• [TASK MATERIAL]
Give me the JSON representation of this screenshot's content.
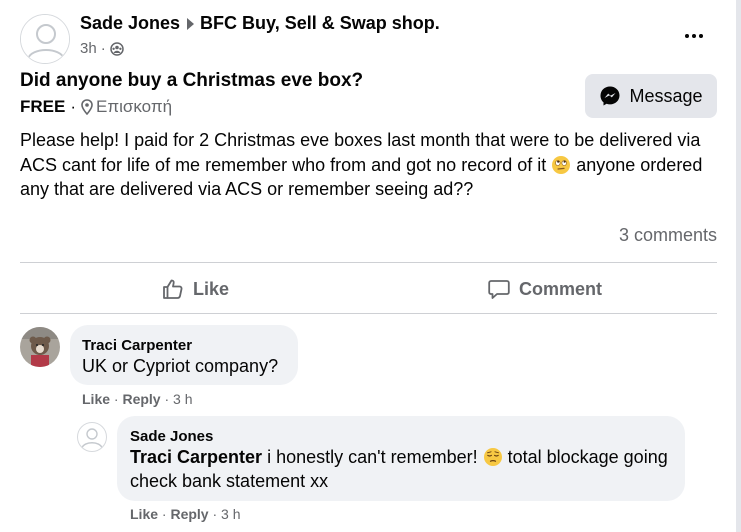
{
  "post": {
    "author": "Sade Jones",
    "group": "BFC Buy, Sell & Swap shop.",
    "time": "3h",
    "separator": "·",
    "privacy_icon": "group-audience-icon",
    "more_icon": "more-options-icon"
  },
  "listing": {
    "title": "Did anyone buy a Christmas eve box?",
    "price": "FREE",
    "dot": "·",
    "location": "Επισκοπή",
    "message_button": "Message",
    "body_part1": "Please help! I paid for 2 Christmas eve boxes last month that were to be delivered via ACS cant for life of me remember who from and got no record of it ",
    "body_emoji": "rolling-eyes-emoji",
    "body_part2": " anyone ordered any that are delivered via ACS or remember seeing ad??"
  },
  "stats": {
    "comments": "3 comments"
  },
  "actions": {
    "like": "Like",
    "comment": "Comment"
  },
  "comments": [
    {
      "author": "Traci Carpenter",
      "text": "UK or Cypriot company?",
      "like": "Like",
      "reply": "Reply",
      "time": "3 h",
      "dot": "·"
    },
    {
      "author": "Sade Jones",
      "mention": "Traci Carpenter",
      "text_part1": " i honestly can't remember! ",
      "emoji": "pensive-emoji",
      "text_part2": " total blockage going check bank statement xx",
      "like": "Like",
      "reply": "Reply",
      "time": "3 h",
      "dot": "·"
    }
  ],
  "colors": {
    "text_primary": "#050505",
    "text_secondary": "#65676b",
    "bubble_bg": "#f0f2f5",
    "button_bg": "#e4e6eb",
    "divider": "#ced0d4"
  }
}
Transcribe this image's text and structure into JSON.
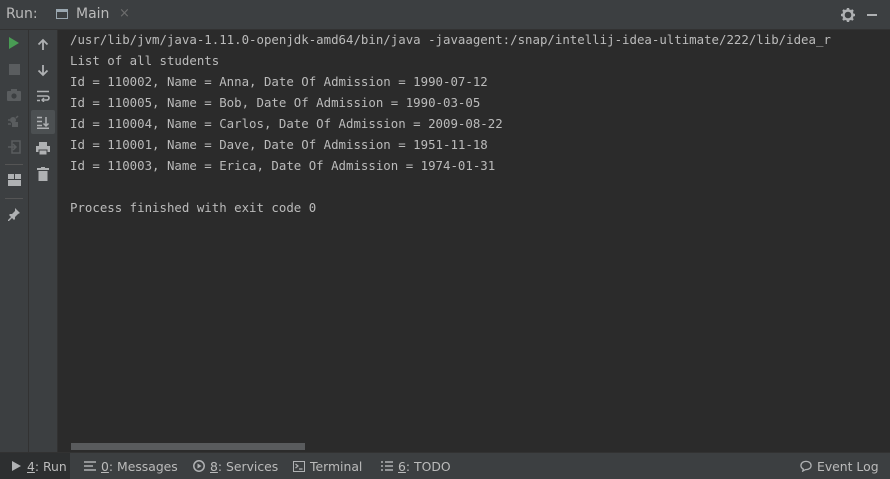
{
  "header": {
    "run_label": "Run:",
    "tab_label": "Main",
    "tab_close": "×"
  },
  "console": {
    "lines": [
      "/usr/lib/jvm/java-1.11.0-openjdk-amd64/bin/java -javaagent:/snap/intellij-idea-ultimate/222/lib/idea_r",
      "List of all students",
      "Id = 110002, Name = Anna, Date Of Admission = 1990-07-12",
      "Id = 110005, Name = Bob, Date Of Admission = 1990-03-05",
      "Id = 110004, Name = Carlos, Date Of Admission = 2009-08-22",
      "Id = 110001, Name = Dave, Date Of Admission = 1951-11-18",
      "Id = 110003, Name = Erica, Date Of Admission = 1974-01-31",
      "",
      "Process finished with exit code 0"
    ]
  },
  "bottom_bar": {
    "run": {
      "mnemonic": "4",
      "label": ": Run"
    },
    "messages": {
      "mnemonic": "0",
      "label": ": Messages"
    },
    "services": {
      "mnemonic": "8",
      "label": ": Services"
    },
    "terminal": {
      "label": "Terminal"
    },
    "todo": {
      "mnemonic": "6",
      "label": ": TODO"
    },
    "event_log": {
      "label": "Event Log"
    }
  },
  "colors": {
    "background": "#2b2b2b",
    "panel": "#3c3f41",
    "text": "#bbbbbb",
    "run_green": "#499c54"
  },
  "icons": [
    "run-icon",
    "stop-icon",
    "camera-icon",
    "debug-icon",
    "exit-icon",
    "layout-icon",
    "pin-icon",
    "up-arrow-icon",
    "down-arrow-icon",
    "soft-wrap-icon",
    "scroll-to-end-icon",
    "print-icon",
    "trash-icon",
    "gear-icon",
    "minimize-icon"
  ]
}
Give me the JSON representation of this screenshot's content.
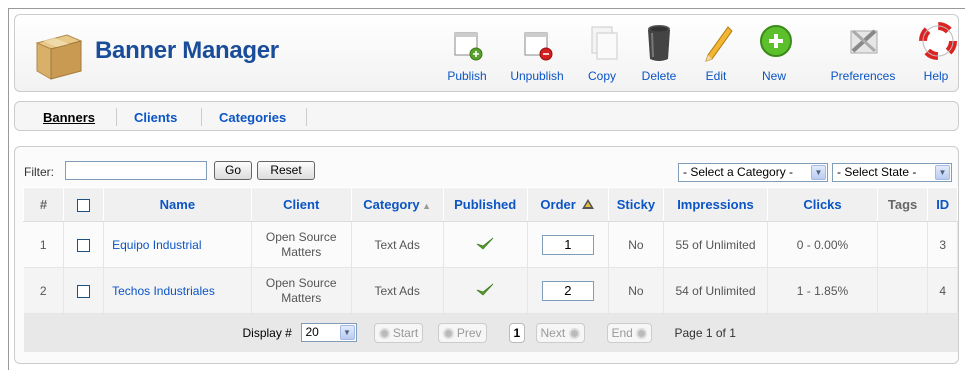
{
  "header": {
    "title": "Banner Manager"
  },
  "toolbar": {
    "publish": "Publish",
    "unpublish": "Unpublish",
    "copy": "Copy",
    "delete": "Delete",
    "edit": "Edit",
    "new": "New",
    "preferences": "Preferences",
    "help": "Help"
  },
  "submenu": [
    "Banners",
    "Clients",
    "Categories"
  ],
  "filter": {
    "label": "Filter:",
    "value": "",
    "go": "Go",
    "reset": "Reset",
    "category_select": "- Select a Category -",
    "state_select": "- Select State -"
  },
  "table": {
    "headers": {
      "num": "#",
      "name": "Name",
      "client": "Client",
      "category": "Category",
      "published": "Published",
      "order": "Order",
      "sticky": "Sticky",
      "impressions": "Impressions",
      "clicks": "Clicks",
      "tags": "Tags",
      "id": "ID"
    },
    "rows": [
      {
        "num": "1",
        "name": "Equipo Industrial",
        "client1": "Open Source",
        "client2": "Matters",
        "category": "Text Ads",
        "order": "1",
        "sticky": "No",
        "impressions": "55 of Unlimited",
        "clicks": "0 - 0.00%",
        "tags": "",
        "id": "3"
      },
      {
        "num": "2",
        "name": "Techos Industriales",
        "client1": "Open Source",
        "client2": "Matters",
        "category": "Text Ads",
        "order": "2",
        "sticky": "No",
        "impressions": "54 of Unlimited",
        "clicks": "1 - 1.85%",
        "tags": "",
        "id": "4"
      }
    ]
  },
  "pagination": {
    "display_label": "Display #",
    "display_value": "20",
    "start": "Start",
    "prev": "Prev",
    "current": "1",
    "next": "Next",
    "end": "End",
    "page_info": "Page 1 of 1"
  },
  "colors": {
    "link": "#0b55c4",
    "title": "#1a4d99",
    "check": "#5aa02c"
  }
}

• [OBJECTIVE]
State how many lines include the string "Jones", and nothing more.

• [WRITTEN ANSWER]
2